TEXT PROVIDED:
-- begin --

Charlotte Deans (September 1, 1768 - March 14, 1859) was a strolling player who was born in Wigton, Cumbria.

Early life 
Deans was one of the three surviving children born to Alice Howard and attorney Henry Lowes.

Deans lived a respectable and comfortable life before she eloped with William Morel Johnston in Gretna Green, marrying in August 1787. Johnston, being an actor in Naylor’s Company of Comedians, was performing in a barn in Wigton in 1787. Deans was in the audience of this show which, incidentally, is how the two met. Deans later became an actor in his company. At this point, Deans led a hard life which can be attributed to the disreputable nature of the acting profession and her frequent pregnancies. 12 children were born to this couple before Johnston died in 1801. Following his death, Deans returned to her acting career, working with Mr Hobson’s Company of Comedians which at the time was based in Penrith.

-- end --

GIVEN TASK 1: Select every line of the records that contains the word "list", and copy each one out in full.
GIVEN TASK 2: Can you pick up the biography of Charlotte Deans after its final sentence and continue it?

INPUT MATERIAL:

-- begin --

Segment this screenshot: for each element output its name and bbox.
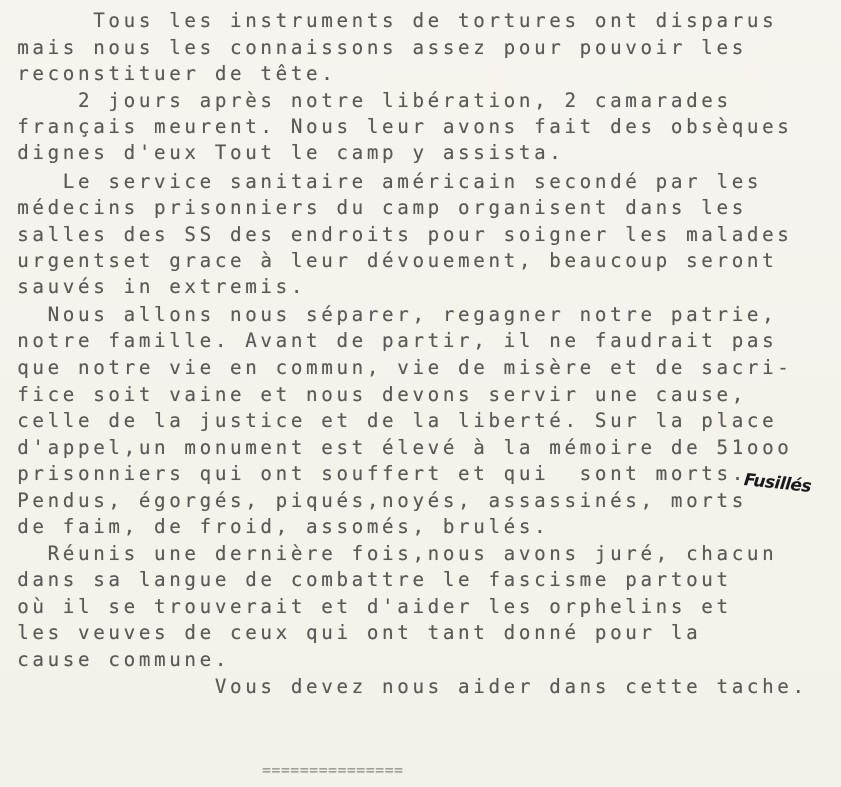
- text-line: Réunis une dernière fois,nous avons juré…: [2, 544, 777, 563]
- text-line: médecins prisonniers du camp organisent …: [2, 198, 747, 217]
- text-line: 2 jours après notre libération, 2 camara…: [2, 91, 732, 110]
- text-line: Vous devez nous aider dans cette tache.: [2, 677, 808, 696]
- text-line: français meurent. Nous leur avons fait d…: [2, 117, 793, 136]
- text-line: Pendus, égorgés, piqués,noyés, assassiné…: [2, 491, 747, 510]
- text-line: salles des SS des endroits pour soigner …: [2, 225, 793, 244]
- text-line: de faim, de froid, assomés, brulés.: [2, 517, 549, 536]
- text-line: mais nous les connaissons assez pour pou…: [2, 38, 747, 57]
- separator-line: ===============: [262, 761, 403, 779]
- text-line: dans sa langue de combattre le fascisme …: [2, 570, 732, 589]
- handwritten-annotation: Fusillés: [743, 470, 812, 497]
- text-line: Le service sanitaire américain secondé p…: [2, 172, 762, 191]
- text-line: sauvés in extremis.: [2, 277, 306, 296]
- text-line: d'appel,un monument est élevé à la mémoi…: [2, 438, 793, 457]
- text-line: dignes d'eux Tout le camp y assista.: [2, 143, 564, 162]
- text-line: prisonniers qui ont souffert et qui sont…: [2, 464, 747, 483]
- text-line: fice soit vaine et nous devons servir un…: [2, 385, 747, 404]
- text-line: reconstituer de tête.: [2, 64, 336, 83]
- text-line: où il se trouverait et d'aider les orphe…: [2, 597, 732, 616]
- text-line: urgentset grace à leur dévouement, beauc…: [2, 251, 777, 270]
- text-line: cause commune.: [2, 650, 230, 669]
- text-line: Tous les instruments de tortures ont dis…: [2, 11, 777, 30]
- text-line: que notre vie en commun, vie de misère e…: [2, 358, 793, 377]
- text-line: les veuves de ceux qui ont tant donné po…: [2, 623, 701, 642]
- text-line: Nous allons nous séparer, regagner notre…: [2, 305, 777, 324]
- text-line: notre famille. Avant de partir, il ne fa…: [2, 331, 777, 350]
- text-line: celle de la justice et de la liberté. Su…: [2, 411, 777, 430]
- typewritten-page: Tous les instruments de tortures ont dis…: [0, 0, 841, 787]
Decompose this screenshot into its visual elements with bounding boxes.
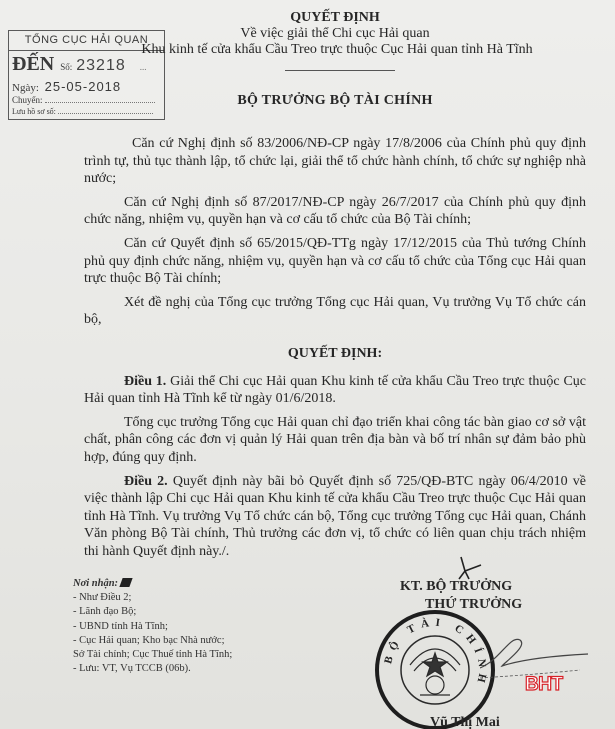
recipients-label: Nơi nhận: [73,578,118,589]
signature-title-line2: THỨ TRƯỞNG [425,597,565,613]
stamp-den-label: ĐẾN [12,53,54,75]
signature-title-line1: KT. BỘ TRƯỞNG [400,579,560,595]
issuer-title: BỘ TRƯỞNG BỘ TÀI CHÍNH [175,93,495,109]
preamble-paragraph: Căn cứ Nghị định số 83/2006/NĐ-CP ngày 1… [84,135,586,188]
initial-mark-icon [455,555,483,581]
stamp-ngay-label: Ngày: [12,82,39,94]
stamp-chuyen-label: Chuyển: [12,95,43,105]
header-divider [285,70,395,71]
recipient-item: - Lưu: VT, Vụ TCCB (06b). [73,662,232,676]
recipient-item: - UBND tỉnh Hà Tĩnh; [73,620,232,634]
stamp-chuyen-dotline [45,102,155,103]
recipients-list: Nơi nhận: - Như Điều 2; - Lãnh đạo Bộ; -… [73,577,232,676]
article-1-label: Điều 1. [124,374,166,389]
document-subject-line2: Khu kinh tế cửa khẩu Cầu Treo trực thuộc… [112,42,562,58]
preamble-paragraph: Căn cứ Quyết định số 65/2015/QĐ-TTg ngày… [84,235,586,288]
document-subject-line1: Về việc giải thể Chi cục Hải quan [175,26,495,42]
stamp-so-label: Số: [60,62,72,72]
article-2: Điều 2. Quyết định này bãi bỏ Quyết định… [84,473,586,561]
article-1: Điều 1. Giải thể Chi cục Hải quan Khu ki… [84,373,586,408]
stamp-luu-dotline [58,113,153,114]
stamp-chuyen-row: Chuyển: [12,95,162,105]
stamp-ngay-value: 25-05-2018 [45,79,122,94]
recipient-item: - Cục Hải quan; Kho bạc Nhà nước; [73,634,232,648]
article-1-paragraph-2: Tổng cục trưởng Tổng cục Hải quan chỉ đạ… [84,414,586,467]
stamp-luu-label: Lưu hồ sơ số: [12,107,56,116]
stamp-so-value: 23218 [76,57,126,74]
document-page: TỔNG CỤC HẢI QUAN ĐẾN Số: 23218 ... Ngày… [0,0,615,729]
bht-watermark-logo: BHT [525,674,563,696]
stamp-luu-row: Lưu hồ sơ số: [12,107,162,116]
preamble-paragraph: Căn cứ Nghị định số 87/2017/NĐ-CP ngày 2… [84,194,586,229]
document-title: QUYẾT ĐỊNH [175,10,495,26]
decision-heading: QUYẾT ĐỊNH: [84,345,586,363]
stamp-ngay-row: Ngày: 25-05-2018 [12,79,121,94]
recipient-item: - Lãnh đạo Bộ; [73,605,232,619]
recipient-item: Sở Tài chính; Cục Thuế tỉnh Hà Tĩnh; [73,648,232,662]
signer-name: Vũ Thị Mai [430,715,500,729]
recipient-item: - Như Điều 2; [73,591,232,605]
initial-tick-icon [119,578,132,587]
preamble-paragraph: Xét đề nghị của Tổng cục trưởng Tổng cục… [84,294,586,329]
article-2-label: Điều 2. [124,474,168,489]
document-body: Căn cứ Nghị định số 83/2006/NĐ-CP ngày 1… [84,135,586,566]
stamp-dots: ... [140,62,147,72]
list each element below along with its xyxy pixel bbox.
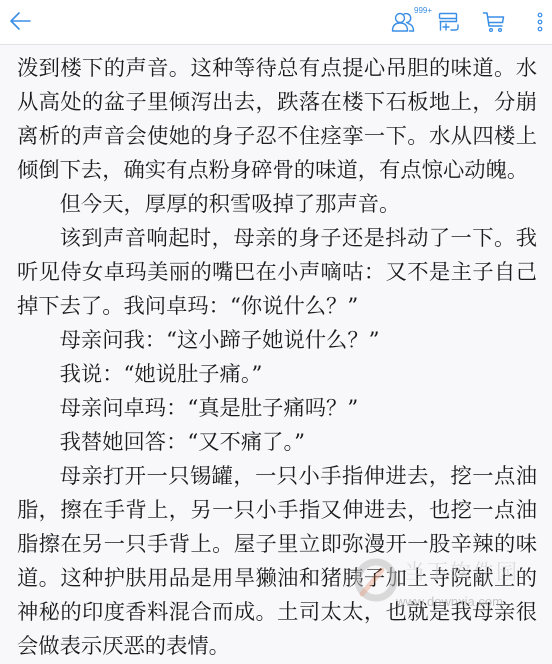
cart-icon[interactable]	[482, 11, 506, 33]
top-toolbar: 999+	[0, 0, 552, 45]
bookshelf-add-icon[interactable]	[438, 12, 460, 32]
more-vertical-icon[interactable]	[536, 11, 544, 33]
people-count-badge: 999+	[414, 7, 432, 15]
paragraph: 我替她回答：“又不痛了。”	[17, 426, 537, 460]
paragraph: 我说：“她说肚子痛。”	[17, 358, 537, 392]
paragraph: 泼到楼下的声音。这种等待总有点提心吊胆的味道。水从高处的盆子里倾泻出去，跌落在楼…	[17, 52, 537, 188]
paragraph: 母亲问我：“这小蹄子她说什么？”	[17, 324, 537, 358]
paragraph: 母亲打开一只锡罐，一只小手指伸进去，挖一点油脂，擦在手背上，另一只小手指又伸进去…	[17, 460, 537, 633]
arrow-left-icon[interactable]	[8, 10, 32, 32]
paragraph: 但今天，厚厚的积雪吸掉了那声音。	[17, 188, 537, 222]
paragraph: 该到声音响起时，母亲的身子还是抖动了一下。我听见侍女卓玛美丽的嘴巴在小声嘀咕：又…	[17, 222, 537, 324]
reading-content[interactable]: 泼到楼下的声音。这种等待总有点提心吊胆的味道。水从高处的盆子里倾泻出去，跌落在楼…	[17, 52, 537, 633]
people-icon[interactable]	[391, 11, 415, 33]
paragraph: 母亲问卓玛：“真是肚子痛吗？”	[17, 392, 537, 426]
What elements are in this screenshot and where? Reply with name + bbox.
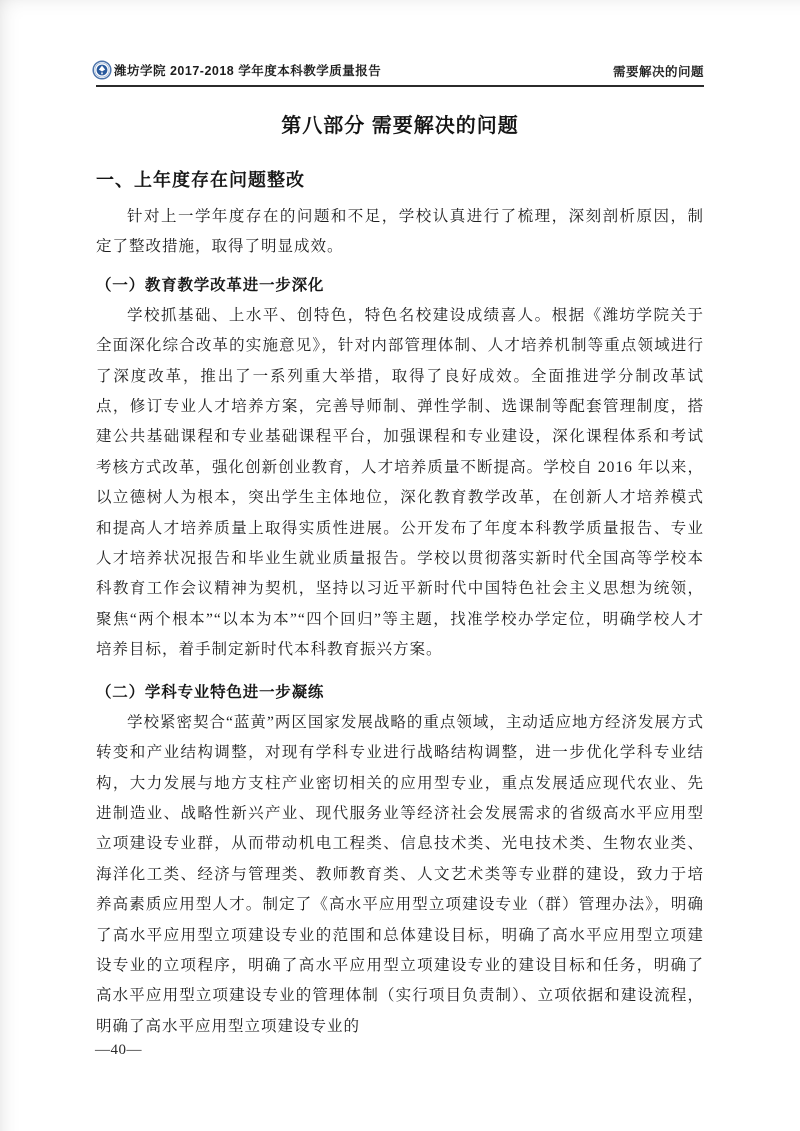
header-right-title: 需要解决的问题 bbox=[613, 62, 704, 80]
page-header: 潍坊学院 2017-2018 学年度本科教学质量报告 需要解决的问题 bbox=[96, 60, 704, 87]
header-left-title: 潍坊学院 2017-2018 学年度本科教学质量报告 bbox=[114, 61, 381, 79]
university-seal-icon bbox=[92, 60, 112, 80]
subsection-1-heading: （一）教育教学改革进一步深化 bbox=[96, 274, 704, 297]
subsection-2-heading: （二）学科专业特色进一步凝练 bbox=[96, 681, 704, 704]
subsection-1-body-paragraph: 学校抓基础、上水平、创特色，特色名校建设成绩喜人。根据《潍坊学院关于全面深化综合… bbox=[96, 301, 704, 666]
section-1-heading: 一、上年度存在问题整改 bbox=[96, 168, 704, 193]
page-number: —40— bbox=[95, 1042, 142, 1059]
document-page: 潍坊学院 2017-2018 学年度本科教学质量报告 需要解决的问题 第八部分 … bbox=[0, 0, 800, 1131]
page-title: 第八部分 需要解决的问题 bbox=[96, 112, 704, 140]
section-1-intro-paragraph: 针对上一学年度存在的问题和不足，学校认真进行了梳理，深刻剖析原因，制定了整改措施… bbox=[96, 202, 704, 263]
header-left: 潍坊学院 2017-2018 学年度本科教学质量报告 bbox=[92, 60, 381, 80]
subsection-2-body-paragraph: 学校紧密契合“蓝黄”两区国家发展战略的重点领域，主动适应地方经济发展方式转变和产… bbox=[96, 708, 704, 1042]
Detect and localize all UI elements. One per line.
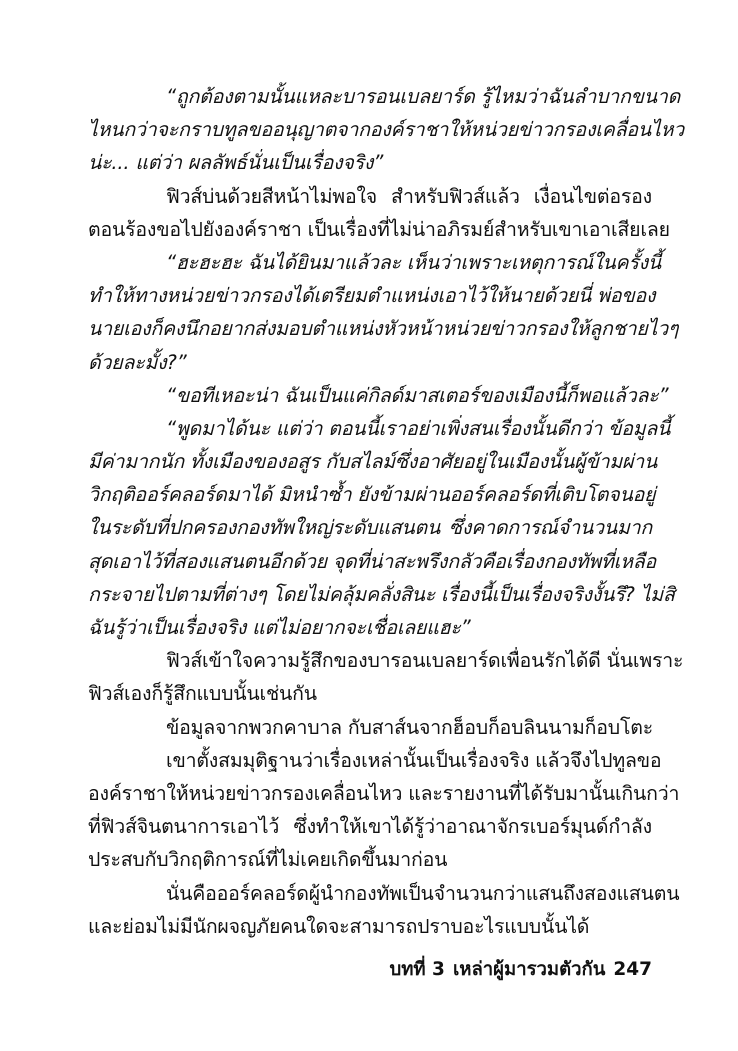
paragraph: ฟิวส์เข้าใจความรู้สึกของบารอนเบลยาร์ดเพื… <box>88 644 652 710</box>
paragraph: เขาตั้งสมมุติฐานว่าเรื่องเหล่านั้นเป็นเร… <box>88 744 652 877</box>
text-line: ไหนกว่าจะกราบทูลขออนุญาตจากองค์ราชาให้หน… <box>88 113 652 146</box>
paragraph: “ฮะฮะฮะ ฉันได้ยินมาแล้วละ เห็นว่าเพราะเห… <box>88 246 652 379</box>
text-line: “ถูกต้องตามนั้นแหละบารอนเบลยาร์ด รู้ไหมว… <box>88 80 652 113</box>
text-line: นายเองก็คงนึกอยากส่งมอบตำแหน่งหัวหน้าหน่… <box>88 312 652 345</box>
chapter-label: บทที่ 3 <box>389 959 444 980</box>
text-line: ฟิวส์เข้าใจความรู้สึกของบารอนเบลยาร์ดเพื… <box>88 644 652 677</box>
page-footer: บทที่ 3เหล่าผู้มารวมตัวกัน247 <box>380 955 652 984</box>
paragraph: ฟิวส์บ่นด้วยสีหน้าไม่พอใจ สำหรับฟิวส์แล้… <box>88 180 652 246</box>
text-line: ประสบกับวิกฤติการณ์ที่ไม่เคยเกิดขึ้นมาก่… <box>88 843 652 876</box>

-- end --

RIGHT ANSWER 1:
recipients-list: Nơi nhận: - Như Điều 2; - Lãnh đạo Bộ; -… [73,577,232,676]
list each element below along with its xyxy pixel bbox.

RIGHT ANSWER 2:
In the year 1803, Charlotte Deans married Thomas Deans (1781 – 1859) who was a fellow-actor and the nascent manager. Accompanied by four of Charlotte's surviving children, the couple set out for an engagement in Montrose, where a new northern circuit was being developed. The family ended up quitting this profession because the Montrose managers failed to pay their agreed-upon wages. The family then spent their time travelling by foot and performing in barns and halls, performing the standard mixed bill of musical numbers, burlesqued Shakespeare and recitations wherever possible as they worked their way south through Fife and Lanarkshire. The Deans bore a total of five children while travelling and performing across central Scotland, the Scottish Borders and the north of England. The first child born to this couple (who was Charlotte Deans’s thirteenth child) was baptised in Lanark on 12 February 1805. Charlotte Deans spent her time between 1808 and 1811 touring the Scottish Borders and continued her acting profession into her late 60s. Some of her children followed in her footsteps and also took up careers in the field of acting.

A distinctive insight into Charlotte Deans’s life as a strolling player is accounted in her memoirs which were published in 1837. A 1995 play by Rona Munro’s entitled The Maiden Stone is partly inspired by Charlotte Deans’s life.

Death 
Deans died on March 14, 1859, in Bothergate, Carlisle.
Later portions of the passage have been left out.